**Problem statement:**
Exactly reproduce each line of the listing that follows.
START Provided material
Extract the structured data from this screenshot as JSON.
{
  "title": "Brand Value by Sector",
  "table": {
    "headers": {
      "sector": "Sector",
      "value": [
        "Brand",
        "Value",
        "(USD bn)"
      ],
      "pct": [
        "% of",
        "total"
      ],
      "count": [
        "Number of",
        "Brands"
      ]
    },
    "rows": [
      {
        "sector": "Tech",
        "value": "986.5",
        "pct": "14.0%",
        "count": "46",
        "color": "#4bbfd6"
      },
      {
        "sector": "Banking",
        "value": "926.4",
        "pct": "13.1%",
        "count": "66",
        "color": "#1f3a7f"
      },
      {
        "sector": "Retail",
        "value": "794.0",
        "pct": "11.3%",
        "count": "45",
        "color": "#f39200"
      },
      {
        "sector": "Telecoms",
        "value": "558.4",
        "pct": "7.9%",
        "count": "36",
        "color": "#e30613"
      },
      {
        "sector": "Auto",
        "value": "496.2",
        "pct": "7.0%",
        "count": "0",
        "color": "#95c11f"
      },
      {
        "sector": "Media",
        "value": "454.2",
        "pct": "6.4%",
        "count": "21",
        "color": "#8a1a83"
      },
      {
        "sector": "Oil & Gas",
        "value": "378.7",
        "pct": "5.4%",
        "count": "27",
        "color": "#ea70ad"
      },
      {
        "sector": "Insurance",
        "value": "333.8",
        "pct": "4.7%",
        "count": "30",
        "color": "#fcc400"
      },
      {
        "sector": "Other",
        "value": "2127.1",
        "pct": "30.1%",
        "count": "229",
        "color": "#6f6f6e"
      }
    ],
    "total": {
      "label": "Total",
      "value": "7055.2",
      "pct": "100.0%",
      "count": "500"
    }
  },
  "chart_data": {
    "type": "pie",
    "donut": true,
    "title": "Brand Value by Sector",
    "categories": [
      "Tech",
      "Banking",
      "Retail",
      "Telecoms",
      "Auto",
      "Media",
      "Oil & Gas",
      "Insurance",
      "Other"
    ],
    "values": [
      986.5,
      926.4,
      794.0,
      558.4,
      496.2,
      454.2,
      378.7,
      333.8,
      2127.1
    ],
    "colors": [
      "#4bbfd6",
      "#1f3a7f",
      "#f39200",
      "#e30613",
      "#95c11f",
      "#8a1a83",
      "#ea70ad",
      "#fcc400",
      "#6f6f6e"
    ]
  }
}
END Provided material
**Result of this exercise:**
Extract the structured data from this screenshot as JSON.
{
  "title": "Brand Value by Sector",
  "table": {
    "headers": {
      "sector": "Sector",
      "value": [
        "Brand",
        "Value",
        "(USD bn)"
      ],
      "pct": [
        "% of",
        "total"
      ],
      "count": [
        "Number of",
        "Brands"
      ]
    },
    "rows": [
      {
        "sector": "Tech",
        "value": "986.5",
        "pct": "14.0%",
        "count": "46",
        "color": "#4bbfd6"
      },
      {
        "sector": "Banking",
        "value": "926.4",
        "pct": "13.1%",
        "count": "66",
        "color": "#1f3a7f"
      },
      {
        "sector": "Retail",
        "value": "794.0",
        "pct": "11.3%",
        "count": "45",
        "color": "#f39200"
      },
      {
        "sector": "Telecoms",
        "value": "558.4",
        "pct": "7.9%",
        "count": "36",
        "color": "#e30613"
      },
      {
        "sector": "Auto",
        "value": "496.2",
        "pct": "7.0%",
        "count": "0",
        "color": "#95c11f"
      },
      {
        "sector": "Media",
        "value": "454.2",
        "pct": "6.4%",
        "count": "21",
        "color": "#8a1a83"
      },
      {
        "sector": "Oil & Gas",
        "value": "378.7",
        "pct": "5.4%",
        "count": "27",
        "color": "#ea70ad"
      },
      {
        "sector": "Insurance",
        "value": "333.8",
        "pct": "4.7%",
        "count": "30",
        "color": "#fcc400"
      },
      {
        "sector": "Other",
        "value": "2127.1",
        "pct": "30.1%",
        "count": "229",
        "color": "#6f6f6e"
      }
    ],
    "total": {
      "label": "Total",
      "value": "7055.2",
      "pct": "100.0%",
      "count": "500"
    }
  },
  "chart_data": {
    "type": "pie",
    "donut": true,
    "title": "Brand Value by Sector",
    "categories": [
      "Tech",
      "Banking",
      "Retail",
      "Telecoms",
      "Auto",
      "Media",
      "Oil & Gas",
      "Insurance",
      "Other"
    ],
    "values": [
      986.5,
      926.4,
      794.0,
      558.4,
      496.2,
      454.2,
      378.7,
      333.8,
      2127.1
    ],
    "colors": [
      "#4bbfd6",
      "#1f3a7f",
      "#f39200",
      "#e30613",
      "#95c11f",
      "#8a1a83",
      "#ea70ad",
      "#fcc400",
      "#6f6f6e"
    ]
  }
}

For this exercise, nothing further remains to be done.